> [What the exercise asks]: Say how many lines in the data below contain the word "mais", and give no other text.

····················

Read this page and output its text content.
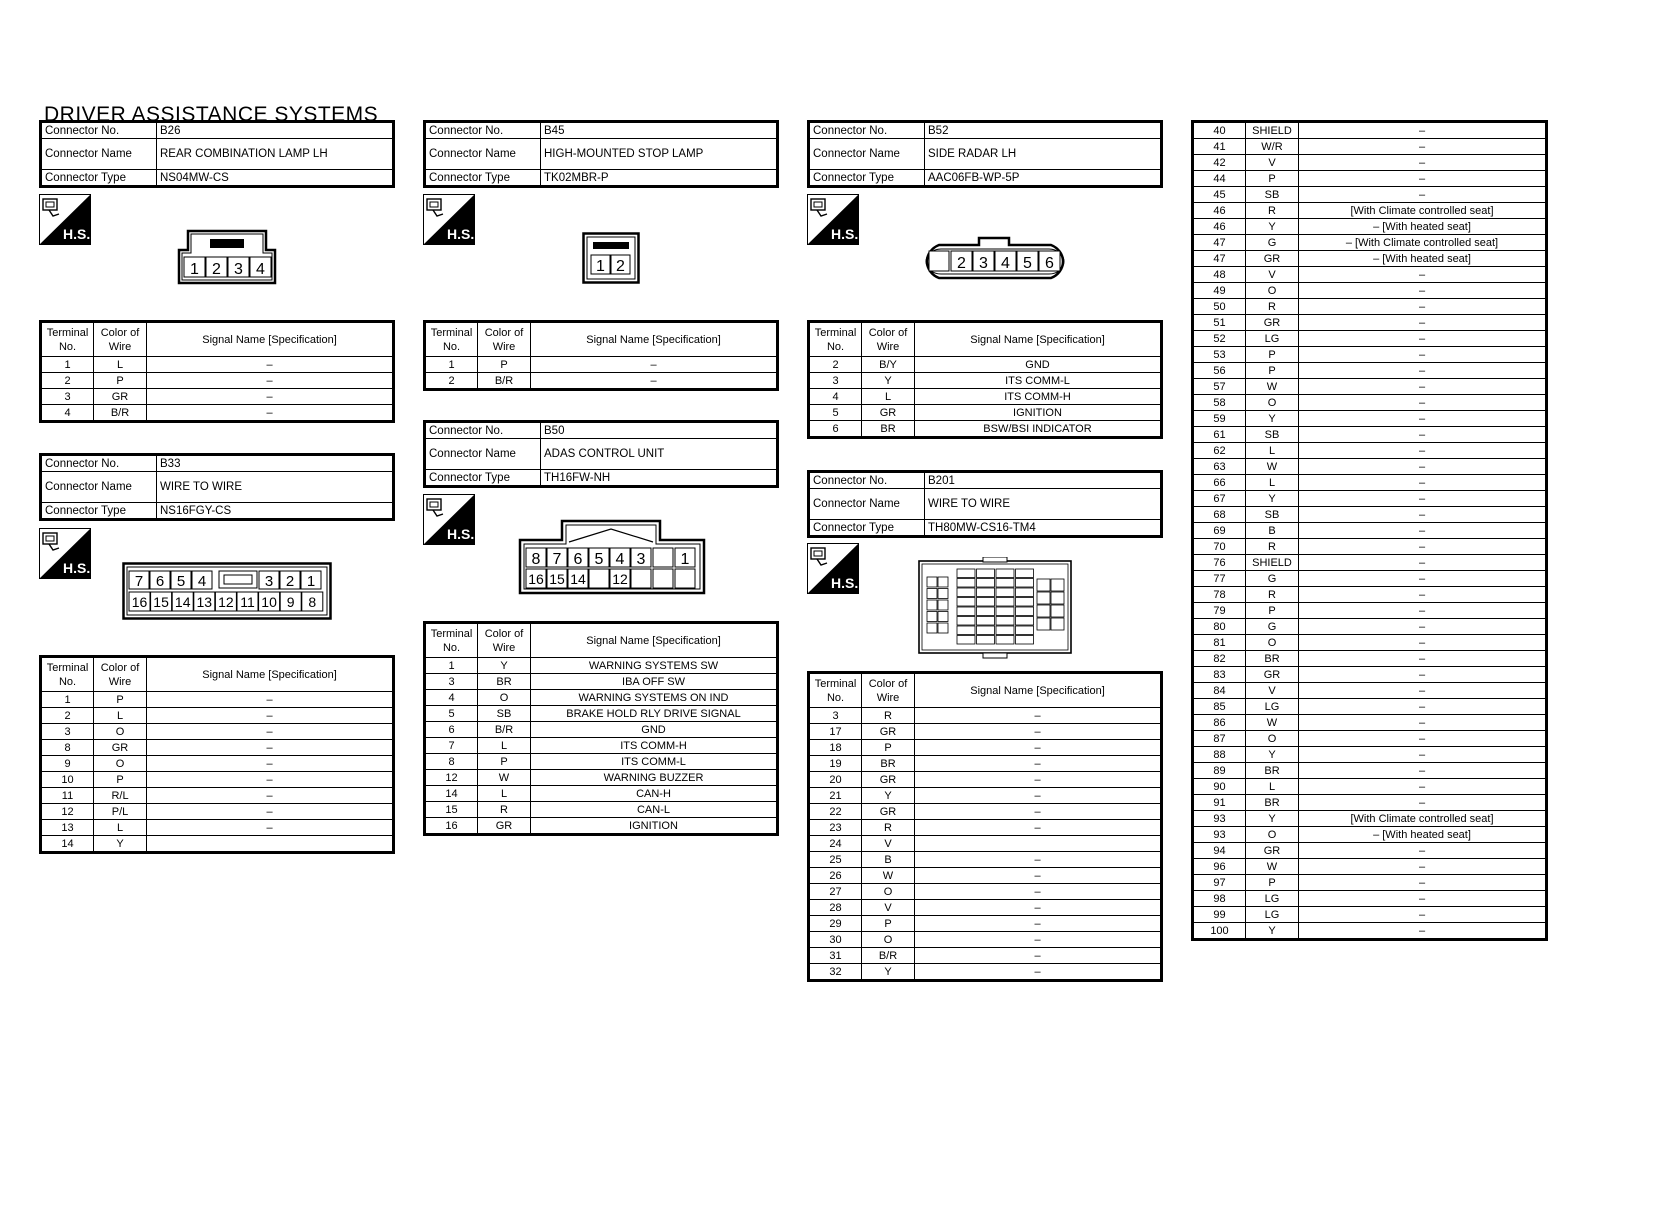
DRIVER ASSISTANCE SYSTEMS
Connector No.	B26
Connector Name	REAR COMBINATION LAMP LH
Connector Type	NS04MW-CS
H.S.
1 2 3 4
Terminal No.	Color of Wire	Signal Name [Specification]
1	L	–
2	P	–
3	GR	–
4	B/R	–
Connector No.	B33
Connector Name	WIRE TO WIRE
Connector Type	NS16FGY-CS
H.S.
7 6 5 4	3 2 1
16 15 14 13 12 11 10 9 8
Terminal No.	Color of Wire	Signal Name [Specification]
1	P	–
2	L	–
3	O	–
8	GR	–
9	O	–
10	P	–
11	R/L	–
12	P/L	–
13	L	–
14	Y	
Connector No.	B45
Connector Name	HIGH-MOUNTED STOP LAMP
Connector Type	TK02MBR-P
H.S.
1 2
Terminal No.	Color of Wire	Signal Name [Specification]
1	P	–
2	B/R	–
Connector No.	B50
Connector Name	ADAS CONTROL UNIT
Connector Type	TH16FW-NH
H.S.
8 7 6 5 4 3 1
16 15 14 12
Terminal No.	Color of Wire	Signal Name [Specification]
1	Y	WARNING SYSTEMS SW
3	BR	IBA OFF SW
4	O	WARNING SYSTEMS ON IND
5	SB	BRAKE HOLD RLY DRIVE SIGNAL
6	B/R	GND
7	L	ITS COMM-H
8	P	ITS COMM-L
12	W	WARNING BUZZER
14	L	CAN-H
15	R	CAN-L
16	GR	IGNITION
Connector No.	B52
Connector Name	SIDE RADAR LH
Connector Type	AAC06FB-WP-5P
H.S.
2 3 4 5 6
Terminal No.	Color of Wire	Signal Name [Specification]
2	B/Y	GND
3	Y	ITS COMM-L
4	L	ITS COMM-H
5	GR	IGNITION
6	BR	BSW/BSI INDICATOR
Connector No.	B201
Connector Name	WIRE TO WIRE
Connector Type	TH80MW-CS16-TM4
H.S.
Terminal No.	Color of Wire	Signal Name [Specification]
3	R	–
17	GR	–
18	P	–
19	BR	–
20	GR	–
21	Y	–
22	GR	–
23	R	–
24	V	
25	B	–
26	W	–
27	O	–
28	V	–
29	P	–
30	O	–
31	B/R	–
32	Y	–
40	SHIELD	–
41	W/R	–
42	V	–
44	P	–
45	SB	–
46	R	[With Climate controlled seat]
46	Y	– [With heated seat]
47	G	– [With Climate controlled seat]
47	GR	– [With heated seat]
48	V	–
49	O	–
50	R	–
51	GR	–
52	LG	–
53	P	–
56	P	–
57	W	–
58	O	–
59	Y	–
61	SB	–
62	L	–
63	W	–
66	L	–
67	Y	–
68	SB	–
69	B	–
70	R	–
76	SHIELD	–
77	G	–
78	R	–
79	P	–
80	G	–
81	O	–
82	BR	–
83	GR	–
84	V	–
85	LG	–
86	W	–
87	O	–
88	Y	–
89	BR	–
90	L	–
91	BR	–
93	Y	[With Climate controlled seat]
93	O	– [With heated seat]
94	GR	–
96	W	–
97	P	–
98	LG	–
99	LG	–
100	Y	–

····················

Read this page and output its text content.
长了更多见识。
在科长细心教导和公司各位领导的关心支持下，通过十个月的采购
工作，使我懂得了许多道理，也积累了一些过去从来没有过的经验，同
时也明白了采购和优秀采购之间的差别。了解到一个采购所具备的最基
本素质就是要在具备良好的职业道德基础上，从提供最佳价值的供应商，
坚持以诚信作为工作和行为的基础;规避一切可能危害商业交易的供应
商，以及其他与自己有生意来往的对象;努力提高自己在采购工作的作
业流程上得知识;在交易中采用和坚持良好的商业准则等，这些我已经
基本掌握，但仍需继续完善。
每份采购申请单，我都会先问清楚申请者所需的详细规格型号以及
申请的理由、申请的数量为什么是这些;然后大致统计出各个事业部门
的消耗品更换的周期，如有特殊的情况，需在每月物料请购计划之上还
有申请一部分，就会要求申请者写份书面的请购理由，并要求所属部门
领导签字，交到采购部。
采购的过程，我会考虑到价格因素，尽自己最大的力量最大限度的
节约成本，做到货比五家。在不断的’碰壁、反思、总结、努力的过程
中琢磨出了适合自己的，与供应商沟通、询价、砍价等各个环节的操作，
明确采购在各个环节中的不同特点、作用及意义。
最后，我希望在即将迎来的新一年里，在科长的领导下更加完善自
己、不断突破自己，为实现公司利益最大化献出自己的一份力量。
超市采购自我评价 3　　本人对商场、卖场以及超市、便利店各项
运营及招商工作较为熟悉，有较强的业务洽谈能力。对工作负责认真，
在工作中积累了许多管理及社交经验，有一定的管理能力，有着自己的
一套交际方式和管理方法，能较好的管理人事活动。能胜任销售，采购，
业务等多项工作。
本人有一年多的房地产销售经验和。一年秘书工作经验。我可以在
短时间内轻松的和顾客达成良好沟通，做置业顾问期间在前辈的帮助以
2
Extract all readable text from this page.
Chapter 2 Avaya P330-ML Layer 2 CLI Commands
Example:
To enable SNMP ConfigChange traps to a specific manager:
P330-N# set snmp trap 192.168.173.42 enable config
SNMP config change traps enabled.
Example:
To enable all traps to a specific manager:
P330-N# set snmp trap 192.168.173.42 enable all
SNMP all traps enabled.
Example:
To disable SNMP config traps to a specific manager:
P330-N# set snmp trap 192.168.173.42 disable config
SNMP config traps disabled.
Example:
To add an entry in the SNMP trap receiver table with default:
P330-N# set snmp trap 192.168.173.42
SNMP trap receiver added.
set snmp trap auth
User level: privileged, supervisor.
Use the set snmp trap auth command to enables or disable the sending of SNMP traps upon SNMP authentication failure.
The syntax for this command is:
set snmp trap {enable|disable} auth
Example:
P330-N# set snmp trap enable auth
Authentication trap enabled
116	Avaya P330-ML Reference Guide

····················

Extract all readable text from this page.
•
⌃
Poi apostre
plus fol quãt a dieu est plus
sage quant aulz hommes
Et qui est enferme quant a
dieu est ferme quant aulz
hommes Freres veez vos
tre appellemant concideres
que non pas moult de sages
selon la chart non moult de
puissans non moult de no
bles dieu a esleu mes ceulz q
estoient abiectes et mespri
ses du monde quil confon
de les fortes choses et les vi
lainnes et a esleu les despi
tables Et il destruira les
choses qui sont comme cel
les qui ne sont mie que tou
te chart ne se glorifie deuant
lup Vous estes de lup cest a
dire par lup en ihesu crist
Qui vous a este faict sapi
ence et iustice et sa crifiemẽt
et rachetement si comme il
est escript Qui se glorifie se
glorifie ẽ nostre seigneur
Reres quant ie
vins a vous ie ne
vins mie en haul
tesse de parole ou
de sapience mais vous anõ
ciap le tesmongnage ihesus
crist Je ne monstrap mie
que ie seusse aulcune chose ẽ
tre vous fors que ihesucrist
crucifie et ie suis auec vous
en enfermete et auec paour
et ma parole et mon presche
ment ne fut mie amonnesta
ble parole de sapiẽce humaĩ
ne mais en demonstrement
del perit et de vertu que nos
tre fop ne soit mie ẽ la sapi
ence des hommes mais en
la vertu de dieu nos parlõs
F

····················

> [Complete output]: 3